** start **
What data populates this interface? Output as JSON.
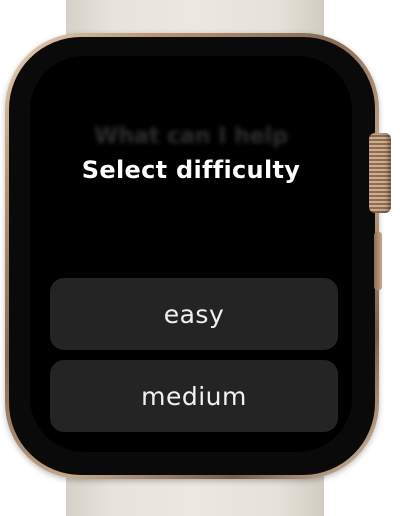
{
  "screen": {
    "background_text": "What can I help",
    "title": "Select difficulty"
  },
  "options": [
    {
      "label": "easy"
    },
    {
      "label": "medium"
    }
  ],
  "colors": {
    "screen_background": "#000000",
    "button_background": "#242424",
    "text": "#ffffff",
    "band": "#ece8e1",
    "case": "#b99576"
  },
  "icons": {
    "crown": "digital-crown-icon"
  }
}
** end **
▶ Requirement
Output the entries above exactly, without their pictures.

▶ Solution to the problem
What data populates this interface? Output as JSON.
{
  "screen": {
    "background_text": "What can I help",
    "title": "Select difficulty"
  },
  "options": [
    {
      "label": "easy"
    },
    {
      "label": "medium"
    }
  ],
  "colors": {
    "screen_background": "#000000",
    "button_background": "#242424",
    "text": "#ffffff",
    "band": "#ece8e1",
    "case": "#b99576"
  },
  "icons": {
    "crown": "digital-crown-icon"
  }
}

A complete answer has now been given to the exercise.